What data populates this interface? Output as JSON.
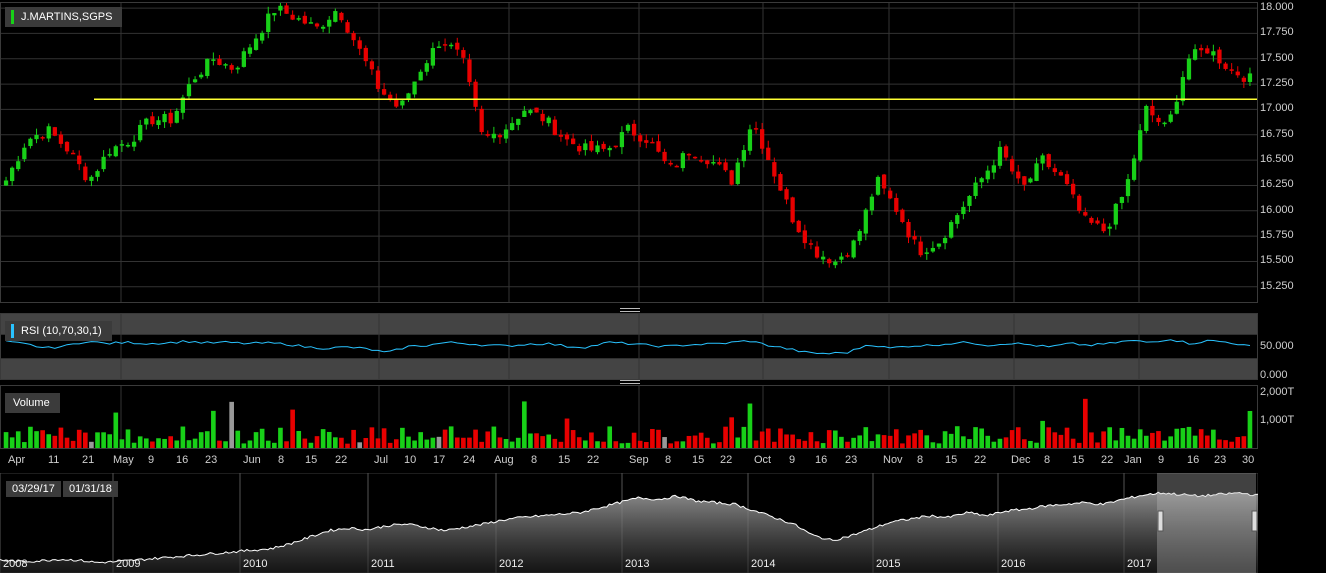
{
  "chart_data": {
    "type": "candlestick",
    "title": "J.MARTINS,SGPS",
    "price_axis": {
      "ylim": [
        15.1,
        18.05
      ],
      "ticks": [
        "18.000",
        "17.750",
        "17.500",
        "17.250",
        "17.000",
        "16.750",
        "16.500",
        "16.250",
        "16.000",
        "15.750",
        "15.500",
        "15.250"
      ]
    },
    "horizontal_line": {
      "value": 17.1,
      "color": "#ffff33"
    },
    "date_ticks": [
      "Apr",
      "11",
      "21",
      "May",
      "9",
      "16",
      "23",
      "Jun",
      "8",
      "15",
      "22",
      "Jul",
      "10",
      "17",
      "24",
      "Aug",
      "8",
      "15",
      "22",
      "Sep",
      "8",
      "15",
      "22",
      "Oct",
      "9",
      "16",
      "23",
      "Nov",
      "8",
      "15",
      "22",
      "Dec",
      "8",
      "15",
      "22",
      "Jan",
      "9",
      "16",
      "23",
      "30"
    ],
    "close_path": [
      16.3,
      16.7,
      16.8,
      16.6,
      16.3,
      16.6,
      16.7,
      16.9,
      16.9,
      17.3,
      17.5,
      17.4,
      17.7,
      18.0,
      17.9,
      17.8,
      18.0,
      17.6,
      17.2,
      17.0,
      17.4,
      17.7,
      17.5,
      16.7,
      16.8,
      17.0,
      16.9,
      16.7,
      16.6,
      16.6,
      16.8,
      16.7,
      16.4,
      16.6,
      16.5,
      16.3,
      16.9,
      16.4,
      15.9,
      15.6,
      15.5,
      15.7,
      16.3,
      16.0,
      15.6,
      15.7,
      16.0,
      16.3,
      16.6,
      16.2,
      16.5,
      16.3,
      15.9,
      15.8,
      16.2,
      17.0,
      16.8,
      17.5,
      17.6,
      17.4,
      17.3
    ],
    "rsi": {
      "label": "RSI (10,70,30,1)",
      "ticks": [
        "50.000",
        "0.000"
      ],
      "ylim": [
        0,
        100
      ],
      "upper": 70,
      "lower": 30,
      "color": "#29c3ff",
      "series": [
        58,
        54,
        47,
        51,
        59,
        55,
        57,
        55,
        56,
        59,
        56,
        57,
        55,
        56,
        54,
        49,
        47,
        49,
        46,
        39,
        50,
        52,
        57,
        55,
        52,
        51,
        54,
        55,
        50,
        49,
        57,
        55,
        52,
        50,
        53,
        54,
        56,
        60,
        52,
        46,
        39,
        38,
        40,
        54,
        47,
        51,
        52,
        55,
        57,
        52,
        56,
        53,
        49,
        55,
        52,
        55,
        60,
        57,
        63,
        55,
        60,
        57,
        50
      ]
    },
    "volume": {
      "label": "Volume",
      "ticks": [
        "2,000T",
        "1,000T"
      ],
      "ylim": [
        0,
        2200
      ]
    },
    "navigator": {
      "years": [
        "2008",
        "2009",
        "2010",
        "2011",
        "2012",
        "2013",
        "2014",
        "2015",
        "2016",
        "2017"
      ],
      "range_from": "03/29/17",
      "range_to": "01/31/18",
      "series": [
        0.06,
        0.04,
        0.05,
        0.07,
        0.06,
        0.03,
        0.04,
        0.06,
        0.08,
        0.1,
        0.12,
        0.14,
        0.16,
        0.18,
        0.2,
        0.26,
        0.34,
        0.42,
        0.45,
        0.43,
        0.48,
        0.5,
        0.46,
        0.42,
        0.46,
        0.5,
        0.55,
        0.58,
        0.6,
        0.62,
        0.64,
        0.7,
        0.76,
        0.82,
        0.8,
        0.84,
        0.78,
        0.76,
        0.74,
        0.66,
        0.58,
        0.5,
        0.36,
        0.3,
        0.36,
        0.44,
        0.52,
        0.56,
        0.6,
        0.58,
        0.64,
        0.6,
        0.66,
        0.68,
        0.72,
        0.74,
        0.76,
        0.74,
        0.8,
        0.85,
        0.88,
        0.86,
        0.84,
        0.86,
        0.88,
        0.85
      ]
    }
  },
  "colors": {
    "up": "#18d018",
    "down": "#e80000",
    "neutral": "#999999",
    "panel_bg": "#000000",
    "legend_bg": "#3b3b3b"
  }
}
+---+
Reproduce each record above by retyping it exactly; omit all images.

What data populates this interface? Output as JSON.
{
  "chart_data": {
    "type": "candlestick",
    "title": "J.MARTINS,SGPS",
    "price_axis": {
      "ylim": [
        15.1,
        18.05
      ],
      "ticks": [
        "18.000",
        "17.750",
        "17.500",
        "17.250",
        "17.000",
        "16.750",
        "16.500",
        "16.250",
        "16.000",
        "15.750",
        "15.500",
        "15.250"
      ]
    },
    "horizontal_line": {
      "value": 17.1,
      "color": "#ffff33"
    },
    "date_ticks": [
      "Apr",
      "11",
      "21",
      "May",
      "9",
      "16",
      "23",
      "Jun",
      "8",
      "15",
      "22",
      "Jul",
      "10",
      "17",
      "24",
      "Aug",
      "8",
      "15",
      "22",
      "Sep",
      "8",
      "15",
      "22",
      "Oct",
      "9",
      "16",
      "23",
      "Nov",
      "8",
      "15",
      "22",
      "Dec",
      "8",
      "15",
      "22",
      "Jan",
      "9",
      "16",
      "23",
      "30"
    ],
    "close_path": [
      16.3,
      16.7,
      16.8,
      16.6,
      16.3,
      16.6,
      16.7,
      16.9,
      16.9,
      17.3,
      17.5,
      17.4,
      17.7,
      18.0,
      17.9,
      17.8,
      18.0,
      17.6,
      17.2,
      17.0,
      17.4,
      17.7,
      17.5,
      16.7,
      16.8,
      17.0,
      16.9,
      16.7,
      16.6,
      16.6,
      16.8,
      16.7,
      16.4,
      16.6,
      16.5,
      16.3,
      16.9,
      16.4,
      15.9,
      15.6,
      15.5,
      15.7,
      16.3,
      16.0,
      15.6,
      15.7,
      16.0,
      16.3,
      16.6,
      16.2,
      16.5,
      16.3,
      15.9,
      15.8,
      16.2,
      17.0,
      16.8,
      17.5,
      17.6,
      17.4,
      17.3
    ],
    "rsi": {
      "label": "RSI (10,70,30,1)",
      "ticks": [
        "50.000",
        "0.000"
      ],
      "ylim": [
        0,
        100
      ],
      "upper": 70,
      "lower": 30,
      "color": "#29c3ff",
      "series": [
        58,
        54,
        47,
        51,
        59,
        55,
        57,
        55,
        56,
        59,
        56,
        57,
        55,
        56,
        54,
        49,
        47,
        49,
        46,
        39,
        50,
        52,
        57,
        55,
        52,
        51,
        54,
        55,
        50,
        49,
        57,
        55,
        52,
        50,
        53,
        54,
        56,
        60,
        52,
        46,
        39,
        38,
        40,
        54,
        47,
        51,
        52,
        55,
        57,
        52,
        56,
        53,
        49,
        55,
        52,
        55,
        60,
        57,
        63,
        55,
        60,
        57,
        50
      ]
    },
    "volume": {
      "label": "Volume",
      "ticks": [
        "2,000T",
        "1,000T"
      ],
      "ylim": [
        0,
        2200
      ]
    },
    "navigator": {
      "years": [
        "2008",
        "2009",
        "2010",
        "2011",
        "2012",
        "2013",
        "2014",
        "2015",
        "2016",
        "2017"
      ],
      "range_from": "03/29/17",
      "range_to": "01/31/18",
      "series": [
        0.06,
        0.04,
        0.05,
        0.07,
        0.06,
        0.03,
        0.04,
        0.06,
        0.08,
        0.1,
        0.12,
        0.14,
        0.16,
        0.18,
        0.2,
        0.26,
        0.34,
        0.42,
        0.45,
        0.43,
        0.48,
        0.5,
        0.46,
        0.42,
        0.46,
        0.5,
        0.55,
        0.58,
        0.6,
        0.62,
        0.64,
        0.7,
        0.76,
        0.82,
        0.8,
        0.84,
        0.78,
        0.76,
        0.74,
        0.66,
        0.58,
        0.5,
        0.36,
        0.3,
        0.36,
        0.44,
        0.52,
        0.56,
        0.6,
        0.58,
        0.64,
        0.6,
        0.66,
        0.68,
        0.72,
        0.74,
        0.76,
        0.74,
        0.8,
        0.85,
        0.88,
        0.86,
        0.84,
        0.86,
        0.88,
        0.85
      ]
    }
  },
  "colors": {
    "up": "#18d018",
    "down": "#e80000",
    "neutral": "#999999",
    "panel_bg": "#000000",
    "legend_bg": "#3b3b3b"
  }
}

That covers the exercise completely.